Could you write out every entry exactly as it stands?
══ Provided data
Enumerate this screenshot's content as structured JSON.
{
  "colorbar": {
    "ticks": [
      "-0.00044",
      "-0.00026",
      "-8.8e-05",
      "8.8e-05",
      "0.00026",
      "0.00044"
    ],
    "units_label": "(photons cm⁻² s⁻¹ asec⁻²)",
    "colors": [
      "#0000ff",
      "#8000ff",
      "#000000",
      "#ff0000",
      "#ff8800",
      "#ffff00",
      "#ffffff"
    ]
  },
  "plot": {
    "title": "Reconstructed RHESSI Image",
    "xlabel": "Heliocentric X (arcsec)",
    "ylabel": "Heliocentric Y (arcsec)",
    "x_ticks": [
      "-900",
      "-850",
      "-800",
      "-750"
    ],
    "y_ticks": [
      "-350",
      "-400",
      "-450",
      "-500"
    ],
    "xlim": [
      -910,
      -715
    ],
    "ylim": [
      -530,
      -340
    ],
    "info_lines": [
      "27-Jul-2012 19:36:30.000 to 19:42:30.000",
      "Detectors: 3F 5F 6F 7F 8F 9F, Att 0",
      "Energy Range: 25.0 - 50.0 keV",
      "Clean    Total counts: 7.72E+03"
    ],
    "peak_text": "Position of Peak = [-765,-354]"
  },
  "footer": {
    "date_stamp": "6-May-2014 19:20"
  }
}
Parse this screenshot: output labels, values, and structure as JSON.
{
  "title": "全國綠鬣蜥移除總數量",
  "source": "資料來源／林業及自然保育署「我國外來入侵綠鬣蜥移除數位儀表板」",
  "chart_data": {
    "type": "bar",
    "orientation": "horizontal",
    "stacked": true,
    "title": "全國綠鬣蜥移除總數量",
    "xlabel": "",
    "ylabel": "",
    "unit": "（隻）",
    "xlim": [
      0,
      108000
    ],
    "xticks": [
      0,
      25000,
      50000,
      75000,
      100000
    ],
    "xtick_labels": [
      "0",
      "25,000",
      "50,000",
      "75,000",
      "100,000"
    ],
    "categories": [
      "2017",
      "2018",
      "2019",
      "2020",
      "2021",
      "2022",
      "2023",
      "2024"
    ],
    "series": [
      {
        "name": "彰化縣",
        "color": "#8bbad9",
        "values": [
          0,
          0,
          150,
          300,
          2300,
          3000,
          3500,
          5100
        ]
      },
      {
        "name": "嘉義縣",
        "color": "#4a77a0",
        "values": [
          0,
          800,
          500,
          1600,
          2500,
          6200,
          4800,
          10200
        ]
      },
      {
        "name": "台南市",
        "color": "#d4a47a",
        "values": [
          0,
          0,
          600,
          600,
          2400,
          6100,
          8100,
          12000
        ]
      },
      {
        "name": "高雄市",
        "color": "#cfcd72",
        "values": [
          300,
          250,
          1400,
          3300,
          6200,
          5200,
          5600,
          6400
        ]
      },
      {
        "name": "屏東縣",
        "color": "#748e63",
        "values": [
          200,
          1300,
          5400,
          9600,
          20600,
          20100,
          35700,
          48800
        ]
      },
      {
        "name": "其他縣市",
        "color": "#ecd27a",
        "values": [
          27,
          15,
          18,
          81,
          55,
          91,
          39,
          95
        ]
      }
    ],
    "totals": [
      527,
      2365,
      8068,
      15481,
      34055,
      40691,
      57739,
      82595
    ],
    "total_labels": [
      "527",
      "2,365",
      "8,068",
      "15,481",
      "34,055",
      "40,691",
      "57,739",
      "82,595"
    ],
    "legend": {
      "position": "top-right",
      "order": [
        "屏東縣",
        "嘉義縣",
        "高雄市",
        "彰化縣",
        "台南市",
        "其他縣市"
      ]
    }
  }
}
════
> **Exercise answer**
Enumerate this screenshot's content as structured JSON.
{
  "colorbar": {
    "ticks": [
      "-0.00044",
      "-0.00026",
      "-8.8e-05",
      "8.8e-05",
      "0.00026",
      "0.00044"
    ],
    "units_label": "(photons cm⁻² s⁻¹ asec⁻²)",
    "colors": [
      "#0000ff",
      "#8000ff",
      "#000000",
      "#ff0000",
      "#ff8800",
      "#ffff00",
      "#ffffff"
    ]
  },
  "plot": {
    "title": "Reconstructed RHESSI Image",
    "xlabel": "Heliocentric X (arcsec)",
    "ylabel": "Heliocentric Y (arcsec)",
    "x_ticks": [
      "-900",
      "-850",
      "-800",
      "-750"
    ],
    "y_ticks": [
      "-350",
      "-400",
      "-450",
      "-500"
    ],
    "xlim": [
      -910,
      -715
    ],
    "ylim": [
      -530,
      -340
    ],
    "info_lines": [
      "27-Jul-2012 19:36:30.000 to 19:42:30.000",
      "Detectors: 3F 5F 6F 7F 8F 9F, Att 0",
      "Energy Range: 25.0 - 50.0 keV",
      "Clean    Total counts: 7.72E+03"
    ],
    "peak_text": "Position of Peak = [-765,-354]"
  },
  "footer": {
    "date_stamp": "6-May-2014 19:20"
  }
}
Parse this screenshot: output labels, values, and structure as JSON.
{
  "title": "全國綠鬣蜥移除總數量",
  "source": "資料來源／林業及自然保育署「我國外來入侵綠鬣蜥移除數位儀表板」",
  "chart_data": {
    "type": "bar",
    "orientation": "horizontal",
    "stacked": true,
    "title": "全國綠鬣蜥移除總數量",
    "xlabel": "",
    "ylabel": "",
    "unit": "（隻）",
    "xlim": [
      0,
      108000
    ],
    "xticks": [
      0,
      25000,
      50000,
      75000,
      100000
    ],
    "xtick_labels": [
      "0",
      "25,000",
      "50,000",
      "75,000",
      "100,000"
    ],
    "categories": [
      "2017",
      "2018",
      "2019",
      "2020",
      "2021",
      "2022",
      "2023",
      "2024"
    ],
    "series": [
      {
        "name": "彰化縣",
        "color": "#8bbad9",
        "values": [
          0,
          0,
          150,
          300,
          2300,
          3000,
          3500,
          5100
        ]
      },
      {
        "name": "嘉義縣",
        "color": "#4a77a0",
        "values": [
          0,
          800,
          500,
          1600,
          2500,
          6200,
          4800,
          10200
        ]
      },
      {
        "name": "台南市",
        "color": "#d4a47a",
        "values": [
          0,
          0,
          600,
          600,
          2400,
          6100,
          8100,
          12000
        ]
      },
      {
        "name": "高雄市",
        "color": "#cfcd72",
        "values": [
          300,
          250,
          1400,
          3300,
          6200,
          5200,
          5600,
          6400
        ]
      },
      {
        "name": "屏東縣",
        "color": "#748e63",
        "values": [
          200,
          1300,
          5400,
          9600,
          20600,
          20100,
          35700,
          48800
        ]
      },
      {
        "name": "其他縣市",
        "color": "#ecd27a",
        "values": [
          27,
          15,
          18,
          81,
          55,
          91,
          39,
          95
        ]
      }
    ],
    "totals": [
      527,
      2365,
      8068,
      15481,
      34055,
      40691,
      57739,
      82595
    ],
    "total_labels": [
      "527",
      "2,365",
      "8,068",
      "15,481",
      "34,055",
      "40,691",
      "57,739",
      "82,595"
    ],
    "legend": {
      "position": "top-right",
      "order": [
        "屏東縣",
        "嘉義縣",
        "高雄市",
        "彰化縣",
        "台南市",
        "其他縣市"
      ]
    }
  }
}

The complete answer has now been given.